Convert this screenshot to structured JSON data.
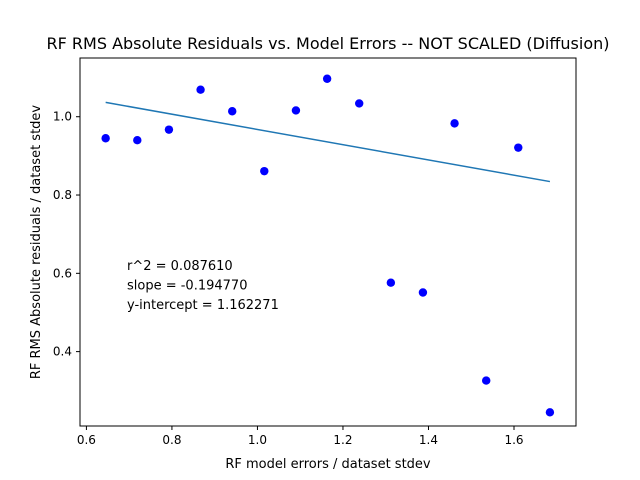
{
  "chart_data": {
    "type": "scatter",
    "title": "RF RMS Absolute Residuals vs. Model Errors -- NOT SCALED (Diffusion)",
    "xlabel": "RF model errors / dataset stdev",
    "ylabel": "RF RMS Absolute residuals / dataset stdev",
    "xlim": [
      0.585,
      1.745
    ],
    "ylim": [
      0.21,
      1.15
    ],
    "xticks": [
      0.6,
      0.8,
      1.0,
      1.2,
      1.4,
      1.6
    ],
    "xtick_labels": [
      "0.6",
      "0.8",
      "1.0",
      "1.2",
      "1.4",
      "1.6"
    ],
    "yticks": [
      0.4,
      0.6,
      0.8,
      1.0
    ],
    "ytick_labels": [
      "0.4",
      "0.6",
      "0.8",
      "1.0"
    ],
    "grid": false,
    "point_color": "#0000ff",
    "line_color": "#1f77b4",
    "points": [
      {
        "x": 0.645,
        "y": 0.945
      },
      {
        "x": 0.719,
        "y": 0.94
      },
      {
        "x": 0.793,
        "y": 0.967
      },
      {
        "x": 0.867,
        "y": 1.069
      },
      {
        "x": 0.941,
        "y": 1.014
      },
      {
        "x": 1.016,
        "y": 0.861
      },
      {
        "x": 1.09,
        "y": 1.016
      },
      {
        "x": 1.163,
        "y": 1.097
      },
      {
        "x": 1.238,
        "y": 1.034
      },
      {
        "x": 1.312,
        "y": 0.576
      },
      {
        "x": 1.387,
        "y": 0.551
      },
      {
        "x": 1.461,
        "y": 0.983
      },
      {
        "x": 1.535,
        "y": 0.326
      },
      {
        "x": 1.61,
        "y": 0.921
      },
      {
        "x": 1.684,
        "y": 0.245
      }
    ],
    "fit_line": {
      "x": [
        0.645,
        1.684
      ],
      "y": [
        1.0366,
        0.8344
      ]
    },
    "annotations": [
      "r^2 = 0.087610",
      "slope = -0.194770",
      "y-intercept = 1.162271"
    ]
  }
}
__________
[What is required]: Each record must be quoted in full and exactly. Do not include the pictures.

[Correct answer]:
Convert this screenshot to structured JSON data.
{
  "chart_data": {
    "type": "scatter",
    "title": "RF RMS Absolute Residuals vs. Model Errors -- NOT SCALED (Diffusion)",
    "xlabel": "RF model errors / dataset stdev",
    "ylabel": "RF RMS Absolute residuals / dataset stdev",
    "xlim": [
      0.585,
      1.745
    ],
    "ylim": [
      0.21,
      1.15
    ],
    "xticks": [
      0.6,
      0.8,
      1.0,
      1.2,
      1.4,
      1.6
    ],
    "xtick_labels": [
      "0.6",
      "0.8",
      "1.0",
      "1.2",
      "1.4",
      "1.6"
    ],
    "yticks": [
      0.4,
      0.6,
      0.8,
      1.0
    ],
    "ytick_labels": [
      "0.4",
      "0.6",
      "0.8",
      "1.0"
    ],
    "grid": false,
    "point_color": "#0000ff",
    "line_color": "#1f77b4",
    "points": [
      {
        "x": 0.645,
        "y": 0.945
      },
      {
        "x": 0.719,
        "y": 0.94
      },
      {
        "x": 0.793,
        "y": 0.967
      },
      {
        "x": 0.867,
        "y": 1.069
      },
      {
        "x": 0.941,
        "y": 1.014
      },
      {
        "x": 1.016,
        "y": 0.861
      },
      {
        "x": 1.09,
        "y": 1.016
      },
      {
        "x": 1.163,
        "y": 1.097
      },
      {
        "x": 1.238,
        "y": 1.034
      },
      {
        "x": 1.312,
        "y": 0.576
      },
      {
        "x": 1.387,
        "y": 0.551
      },
      {
        "x": 1.461,
        "y": 0.983
      },
      {
        "x": 1.535,
        "y": 0.326
      },
      {
        "x": 1.61,
        "y": 0.921
      },
      {
        "x": 1.684,
        "y": 0.245
      }
    ],
    "fit_line": {
      "x": [
        0.645,
        1.684
      ],
      "y": [
        1.0366,
        0.8344
      ]
    },
    "annotations": [
      "r^2 = 0.087610",
      "slope = -0.194770",
      "y-intercept = 1.162271"
    ]
  }
}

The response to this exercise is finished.